-- Start Input for this task --
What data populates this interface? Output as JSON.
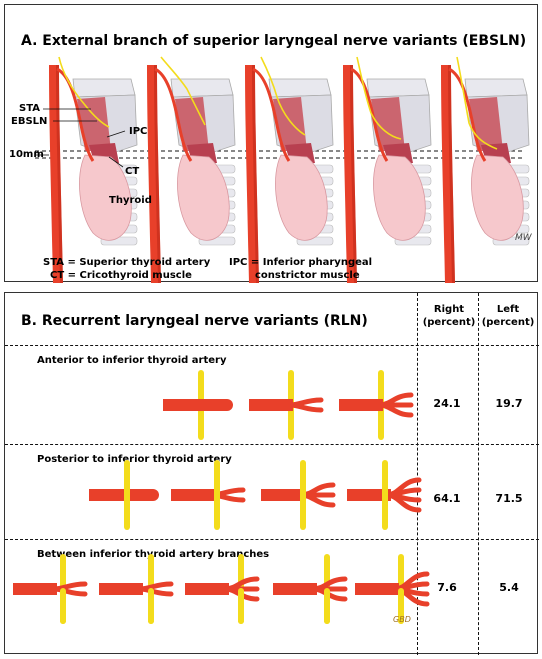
{
  "panel_a": {
    "title": "A.  External branch of superior laryngeal nerve variants (EBSLN)",
    "labels": {
      "sta": "STA",
      "ebsln": "EBSLN",
      "ipc": "IPC",
      "mm": "10mm",
      "ct": "CT",
      "thyroid": "Thyroid"
    },
    "legend": {
      "sta_def": "STA = Superior thyroid artery",
      "ct_def": "CT = Cricothyroid muscle",
      "ipc_def_1": "IPC = Inferior pharyngeal",
      "ipc_def_2": "constrictor muscle"
    },
    "signature": "MW"
  },
  "panel_b": {
    "title": "B.  Recurrent laryngeal nerve variants (RLN)",
    "col_right": "Right (percent)",
    "col_left": "Left (percent)",
    "rows": [
      {
        "label": "Anterior to inferior thyroid artery",
        "right": "24.1",
        "left": "19.7"
      },
      {
        "label": "Posterior to inferior thyroid artery",
        "right": "64.1",
        "left": "71.5"
      },
      {
        "label": "Between inferior thyroid artery branches",
        "right": "7.6",
        "left": "5.4"
      }
    ],
    "signature": "GBD"
  },
  "colors": {
    "artery": "#e8402a",
    "artery_dark": "#b82414",
    "nerve": "#f3dc1c",
    "thyroid": "#f6c8cc",
    "cartilage": "#e8e8ee",
    "muscle": "#c8505a"
  }
}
-- End Input for this task --
Instruction -
Transcribe every record above exactly as written, leaving out any pictures.

Answer -
What data populates this interface? Output as JSON.
{
  "panel_a": {
    "title": "A.  External branch of superior laryngeal nerve variants (EBSLN)",
    "labels": {
      "sta": "STA",
      "ebsln": "EBSLN",
      "ipc": "IPC",
      "mm": "10mm",
      "ct": "CT",
      "thyroid": "Thyroid"
    },
    "legend": {
      "sta_def": "STA = Superior thyroid artery",
      "ct_def": "CT = Cricothyroid muscle",
      "ipc_def_1": "IPC = Inferior pharyngeal",
      "ipc_def_2": "constrictor muscle"
    },
    "signature": "MW"
  },
  "panel_b": {
    "title": "B.  Recurrent laryngeal nerve variants (RLN)",
    "col_right": "Right (percent)",
    "col_left": "Left (percent)",
    "rows": [
      {
        "label": "Anterior to inferior thyroid artery",
        "right": "24.1",
        "left": "19.7"
      },
      {
        "label": "Posterior to inferior thyroid artery",
        "right": "64.1",
        "left": "71.5"
      },
      {
        "label": "Between inferior thyroid artery branches",
        "right": "7.6",
        "left": "5.4"
      }
    ],
    "signature": "GBD"
  },
  "colors": {
    "artery": "#e8402a",
    "artery_dark": "#b82414",
    "nerve": "#f3dc1c",
    "thyroid": "#f6c8cc",
    "cartilage": "#e8e8ee",
    "muscle": "#c8505a"
  }
}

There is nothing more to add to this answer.